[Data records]
....

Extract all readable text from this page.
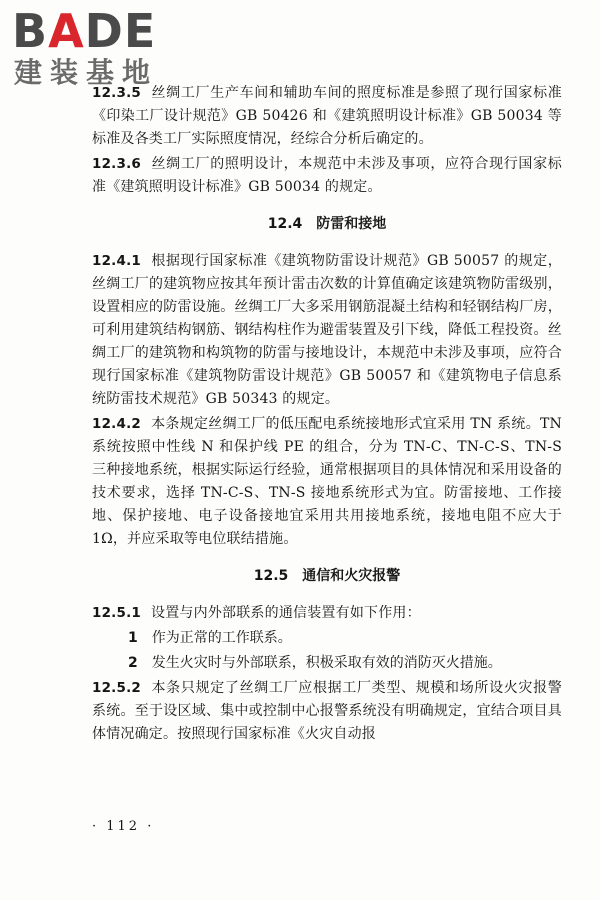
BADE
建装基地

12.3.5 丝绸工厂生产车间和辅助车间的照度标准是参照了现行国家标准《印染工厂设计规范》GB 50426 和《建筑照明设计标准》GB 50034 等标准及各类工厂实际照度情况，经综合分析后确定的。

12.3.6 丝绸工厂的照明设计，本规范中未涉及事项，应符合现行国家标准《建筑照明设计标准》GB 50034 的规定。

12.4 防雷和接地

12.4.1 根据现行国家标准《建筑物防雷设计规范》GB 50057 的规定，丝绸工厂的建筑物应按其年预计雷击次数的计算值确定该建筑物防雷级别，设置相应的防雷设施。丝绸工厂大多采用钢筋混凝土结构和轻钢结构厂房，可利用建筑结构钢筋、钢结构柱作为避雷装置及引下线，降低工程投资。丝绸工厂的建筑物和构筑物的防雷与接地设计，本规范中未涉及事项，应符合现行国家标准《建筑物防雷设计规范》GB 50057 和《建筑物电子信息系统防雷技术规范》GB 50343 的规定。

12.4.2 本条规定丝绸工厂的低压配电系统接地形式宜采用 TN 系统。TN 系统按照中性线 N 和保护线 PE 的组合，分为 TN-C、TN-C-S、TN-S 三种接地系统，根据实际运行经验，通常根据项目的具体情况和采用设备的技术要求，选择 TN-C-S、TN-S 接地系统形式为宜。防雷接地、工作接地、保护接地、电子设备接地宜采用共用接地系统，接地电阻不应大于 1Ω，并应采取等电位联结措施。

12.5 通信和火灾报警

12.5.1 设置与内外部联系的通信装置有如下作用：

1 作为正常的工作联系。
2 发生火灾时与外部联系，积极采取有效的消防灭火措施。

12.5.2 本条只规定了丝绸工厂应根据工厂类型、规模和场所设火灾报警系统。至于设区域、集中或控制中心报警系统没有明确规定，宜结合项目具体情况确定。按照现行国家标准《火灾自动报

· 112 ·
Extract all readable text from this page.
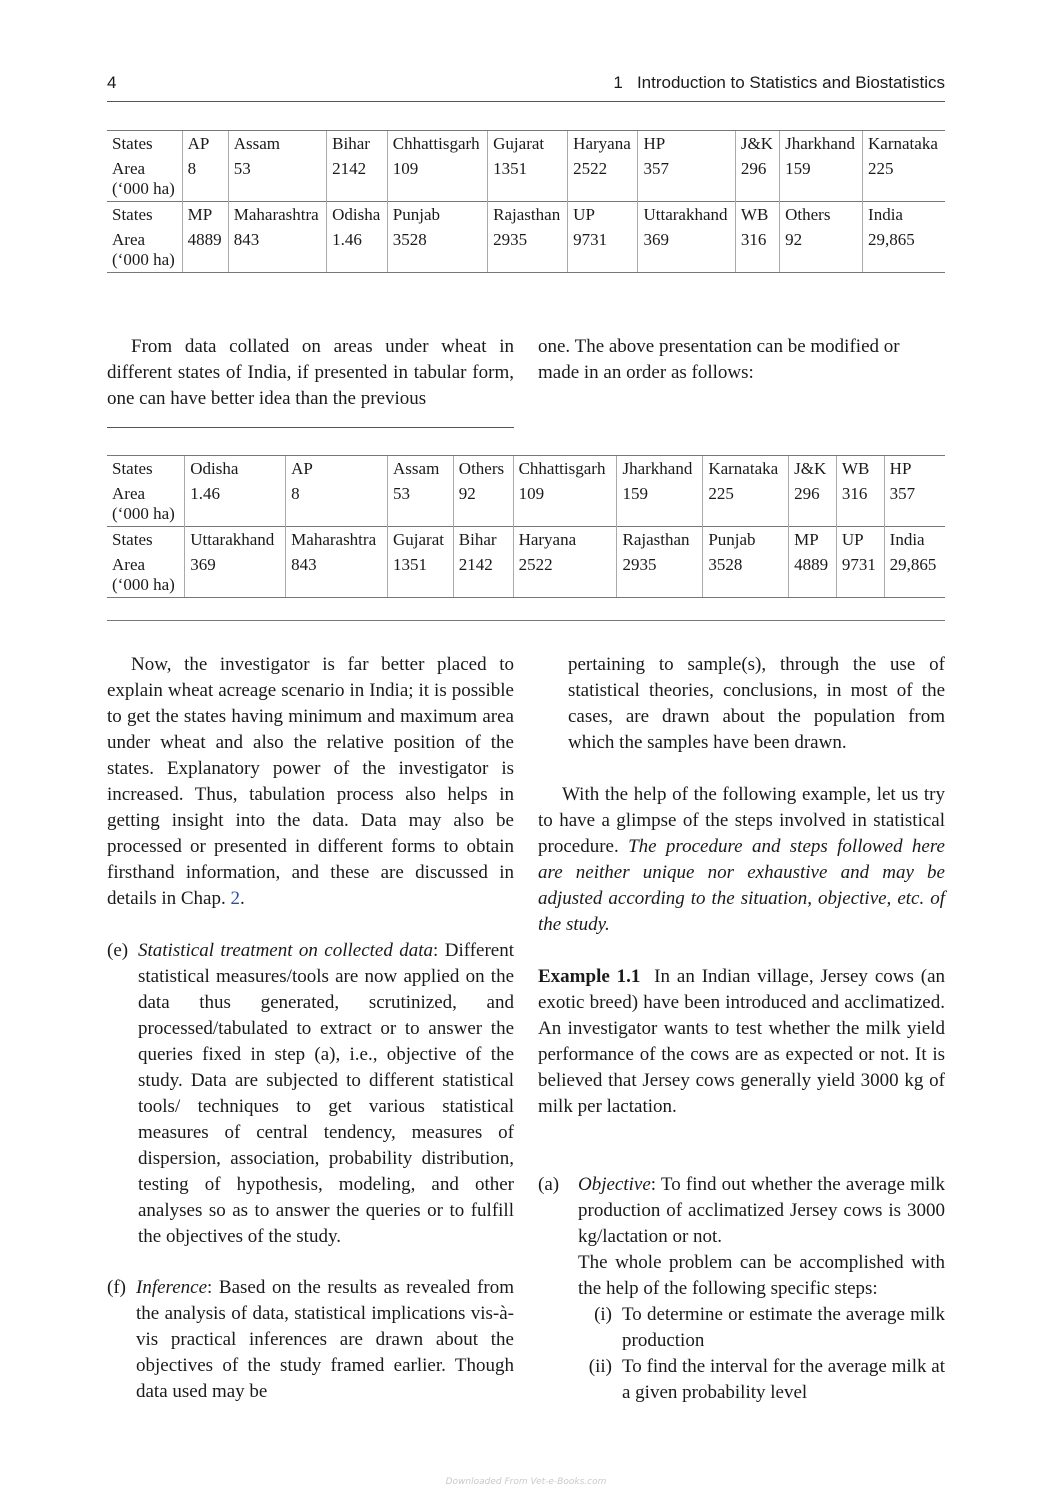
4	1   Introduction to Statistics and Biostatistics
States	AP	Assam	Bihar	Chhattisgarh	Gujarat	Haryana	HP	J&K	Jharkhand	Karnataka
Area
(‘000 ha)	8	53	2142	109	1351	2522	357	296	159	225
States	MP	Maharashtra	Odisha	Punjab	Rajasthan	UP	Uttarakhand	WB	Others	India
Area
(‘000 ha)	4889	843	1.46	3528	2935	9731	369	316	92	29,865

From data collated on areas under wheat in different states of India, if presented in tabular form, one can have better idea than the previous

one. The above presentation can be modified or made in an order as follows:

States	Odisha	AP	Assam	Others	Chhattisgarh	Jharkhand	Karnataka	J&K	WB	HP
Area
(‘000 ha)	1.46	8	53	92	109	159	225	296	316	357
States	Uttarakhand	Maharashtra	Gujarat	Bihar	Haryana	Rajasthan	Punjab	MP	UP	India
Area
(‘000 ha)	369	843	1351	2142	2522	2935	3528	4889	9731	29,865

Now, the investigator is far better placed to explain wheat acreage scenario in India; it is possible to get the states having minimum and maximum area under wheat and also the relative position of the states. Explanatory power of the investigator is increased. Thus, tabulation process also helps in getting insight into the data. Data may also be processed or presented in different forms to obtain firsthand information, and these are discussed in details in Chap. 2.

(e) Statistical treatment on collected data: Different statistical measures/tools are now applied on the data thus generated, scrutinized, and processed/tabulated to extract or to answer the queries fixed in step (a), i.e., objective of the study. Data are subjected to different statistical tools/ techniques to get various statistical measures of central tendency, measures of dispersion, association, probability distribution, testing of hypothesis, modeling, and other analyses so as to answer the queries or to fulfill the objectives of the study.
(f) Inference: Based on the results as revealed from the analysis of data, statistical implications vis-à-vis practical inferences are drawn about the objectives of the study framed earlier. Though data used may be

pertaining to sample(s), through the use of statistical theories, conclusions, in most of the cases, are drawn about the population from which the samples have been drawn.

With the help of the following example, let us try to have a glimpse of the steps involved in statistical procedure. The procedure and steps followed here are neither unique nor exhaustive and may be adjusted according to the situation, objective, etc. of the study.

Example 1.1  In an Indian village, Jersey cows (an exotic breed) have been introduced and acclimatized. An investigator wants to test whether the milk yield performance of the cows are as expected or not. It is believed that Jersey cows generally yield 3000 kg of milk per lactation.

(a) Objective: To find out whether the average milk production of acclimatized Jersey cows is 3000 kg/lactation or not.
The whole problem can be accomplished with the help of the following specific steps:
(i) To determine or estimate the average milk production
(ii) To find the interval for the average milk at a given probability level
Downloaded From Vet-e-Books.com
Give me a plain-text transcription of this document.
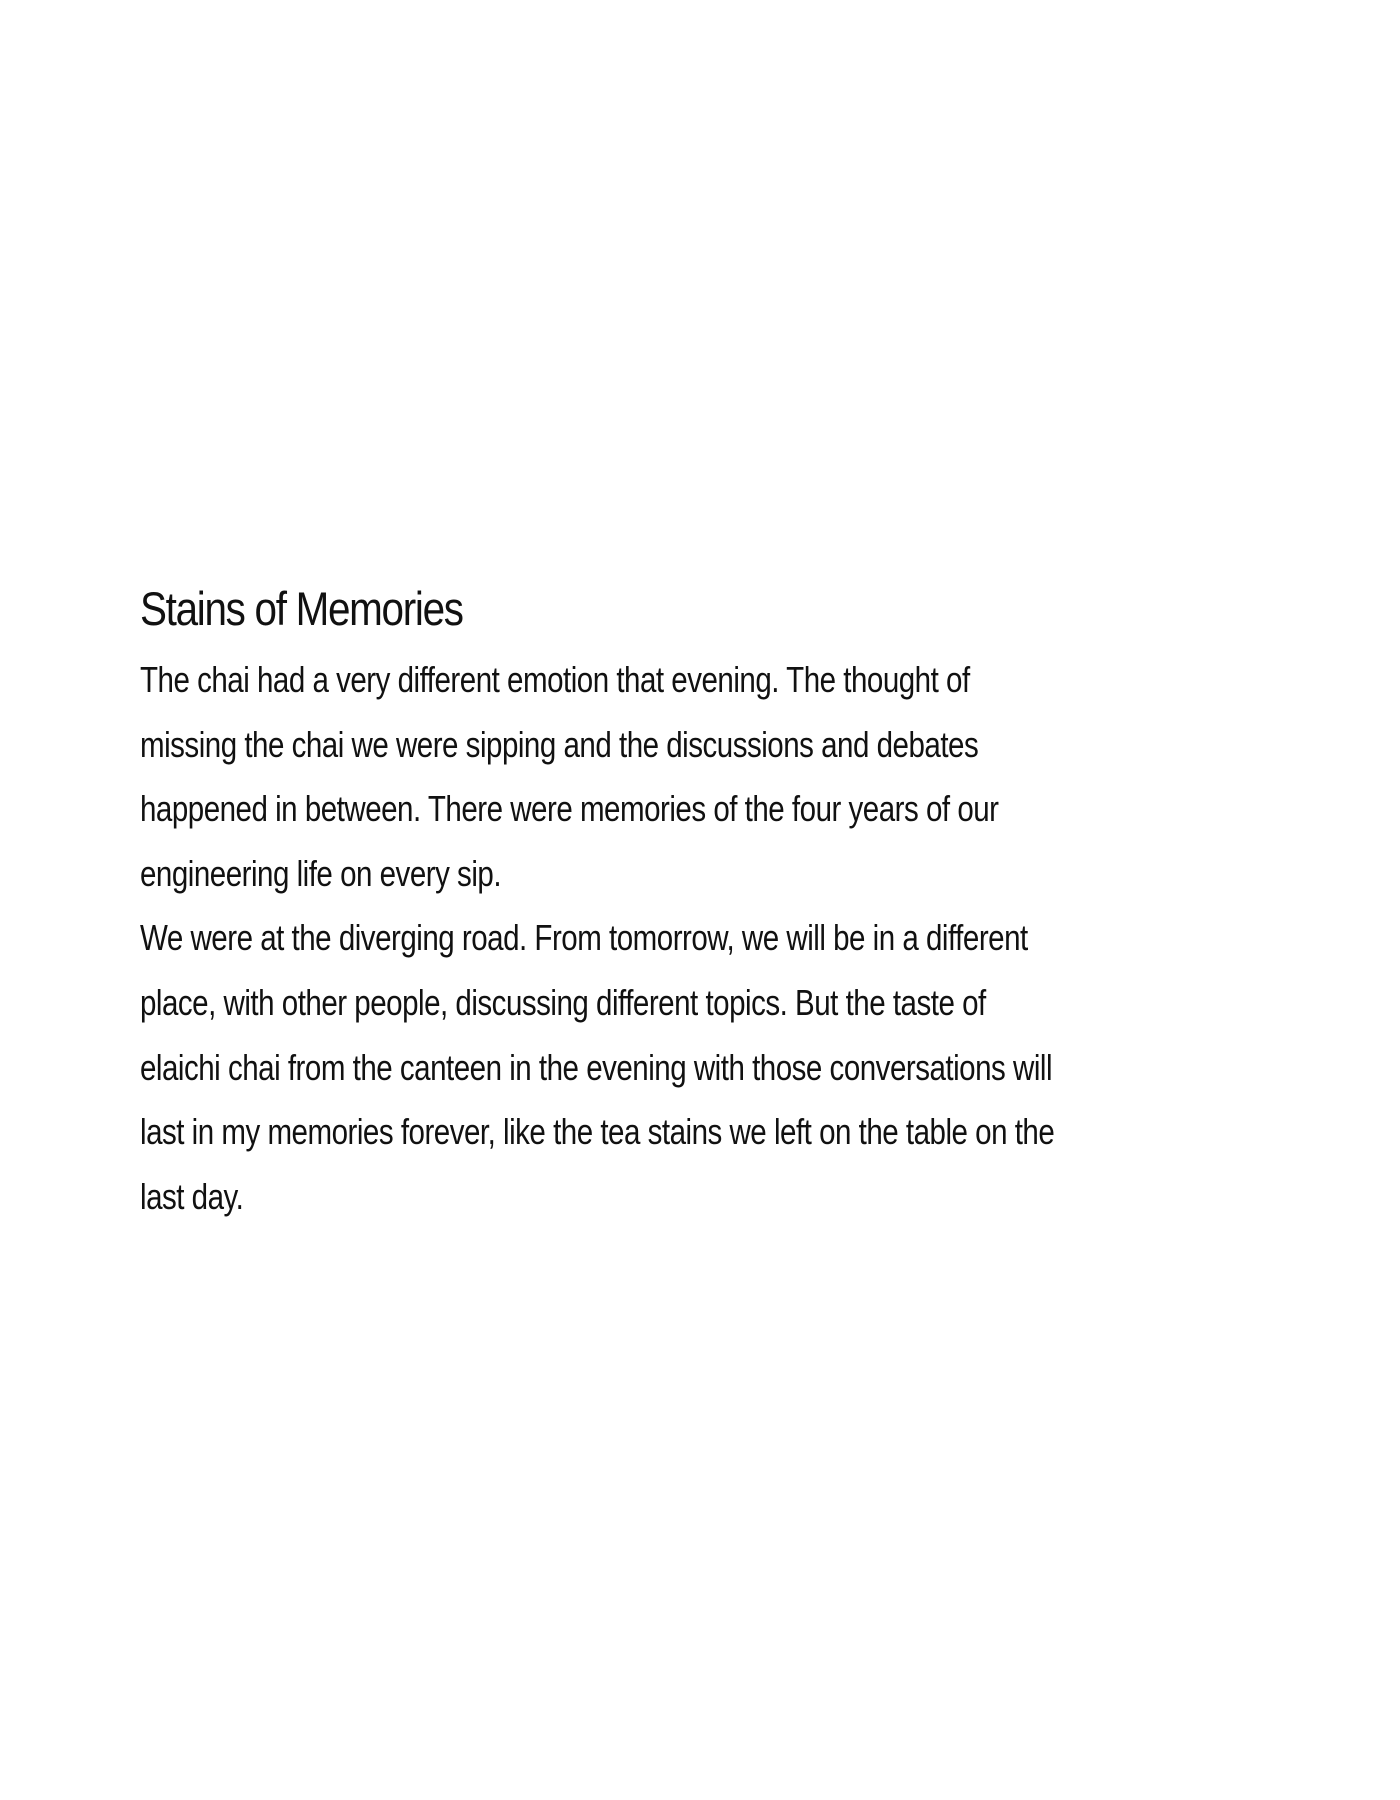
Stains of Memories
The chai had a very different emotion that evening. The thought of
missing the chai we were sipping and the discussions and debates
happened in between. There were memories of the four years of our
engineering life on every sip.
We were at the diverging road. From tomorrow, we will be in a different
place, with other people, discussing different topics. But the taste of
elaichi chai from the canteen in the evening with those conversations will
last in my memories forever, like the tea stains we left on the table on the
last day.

....

Quote all of the entries word for word, omitting any pictures.

**WRITTEN RESPONSE:**
Extract all readable text from this page.
BADE
建装基地

12.3.5 丝绸工厂生产车间和辅助车间的照度标准是参照了现行国家标准《印染工厂设计规范》GB 50426 和《建筑照明设计标准》GB 50034 等标准及各类工厂实际照度情况，经综合分析后确定的。

12.3.6 丝绸工厂的照明设计，本规范中未涉及事项，应符合现行国家标准《建筑照明设计标准》GB 50034 的规定。

12.4 防雷和接地

12.4.1 根据现行国家标准《建筑物防雷设计规范》GB 50057 的规定，丝绸工厂的建筑物应按其年预计雷击次数的计算值确定该建筑物防雷级别，设置相应的防雷设施。丝绸工厂大多采用钢筋混凝土结构和轻钢结构厂房，可利用建筑结构钢筋、钢结构柱作为避雷装置及引下线，降低工程投资。丝绸工厂的建筑物和构筑物的防雷与接地设计，本规范中未涉及事项，应符合现行国家标准《建筑物防雷设计规范》GB 50057 和《建筑物电子信息系统防雷技术规范》GB 50343 的规定。

12.4.2 本条规定丝绸工厂的低压配电系统接地形式宜采用 TN 系统。TN 系统按照中性线 N 和保护线 PE 的组合，分为 TN-C、TN-C-S、TN-S 三种接地系统，根据实际运行经验，通常根据项目的具体情况和采用设备的技术要求，选择 TN-C-S、TN-S 接地系统形式为宜。防雷接地、工作接地、保护接地、电子设备接地宜采用共用接地系统，接地电阻不应大于 1Ω，并应采取等电位联结措施。

12.5 通信和火灾报警

12.5.1 设置与内外部联系的通信装置有如下作用：

1 作为正常的工作联系。
2 发生火灾时与外部联系，积极采取有效的消防灭火措施。

12.5.2 本条只规定了丝绸工厂应根据工厂类型、规模和场所设火灾报警系统。至于设区域、集中或控制中心报警系统没有明确规定，宜结合项目具体情况确定。按照现行国家标准《火灾自动报

· 112 ·
Extract all readable text from this page.
4	1   Introduction to Statistics and Biostatistics
States	AP	Assam	Bihar	Chhattisgarh	Gujarat	Haryana	HP	J&K	Jharkhand	Karnataka
Area
(‘000 ha)	8	53	2142	109	1351	2522	357	296	159	225
States	MP	Maharashtra	Odisha	Punjab	Rajasthan	UP	Uttarakhand	WB	Others	India
Area
(‘000 ha)	4889	843	1.46	3528	2935	9731	369	316	92	29,865

From data collated on areas under wheat in different states of India, if presented in tabular form, one can have better idea than the previous

one. The above presentation can be modified or made in an order as follows:

States	Odisha	AP	Assam	Others	Chhattisgarh	Jharkhand	Karnataka	J&K	WB	HP
Area
(‘000 ha)	1.46	8	53	92	109	159	225	296	316	357
States	Uttarakhand	Maharashtra	Gujarat	Bihar	Haryana	Rajasthan	Punjab	MP	UP	India
Area
(‘000 ha)	369	843	1351	2142	2522	2935	3528	4889	9731	29,865

Now, the investigator is far better placed to explain wheat acreage scenario in India; it is possible to get the states having minimum and maximum area under wheat and also the relative position of the states. Explanatory power of the investigator is increased. Thus, tabulation process also helps in getting insight into the data. Data may also be processed or presented in different forms to obtain firsthand information, and these are discussed in details in Chap. 2.

(e) Statistical treatment on collected data: Different statistical measures/tools are now applied on the data thus generated, scrutinized, and processed/tabulated to extract or to answer the queries fixed in step (a), i.e., objective of the study. Data are subjected to different statistical tools/ techniques to get various statistical measures of central tendency, measures of dispersion, association, probability distribution, testing of hypothesis, modeling, and other analyses so as to answer the queries or to fulfill the objectives of the study.
(f) Inference: Based on the results as revealed from the analysis of data, statistical implications vis-à-vis practical inferences are drawn about the objectives of the study framed earlier. Though data used may be

pertaining to sample(s), through the use of statistical theories, conclusions, in most of the cases, are drawn about the population from which the samples have been drawn.

With the help of the following example, let us try to have a glimpse of the steps involved in statistical procedure. The procedure and steps followed here are neither unique nor exhaustive and may be adjusted according to the situation, objective, etc. of the study.

Example 1.1  In an Indian village, Jersey cows (an exotic breed) have been introduced and acclimatized. An investigator wants to test whether the milk yield performance of the cows are as expected or not. It is believed that Jersey cows generally yield 3000 kg of milk per lactation.

(a) Objective: To find out whether the average milk production of acclimatized Jersey cows is 3000 kg/lactation or not.
The whole problem can be accomplished with the help of the following specific steps:
(i) To determine or estimate the average milk production
(ii) To find the interval for the average milk at a given probability level
Downloaded From Vet-e-Books.com
Give me a plain-text transcription of this document.
Stains of Memories
The chai had a very different emotion that evening. The thought of
missing the chai we were sipping and the discussions and debates
happened in between. There were memories of the four years of our
engineering life on every sip.
We were at the diverging road. From tomorrow, we will be in a different
place, with other people, discussing different topics. But the taste of
elaichi chai from the canteen in the evening with those conversations will
last in my memories forever, like the tea stains we left on the table on the
last day.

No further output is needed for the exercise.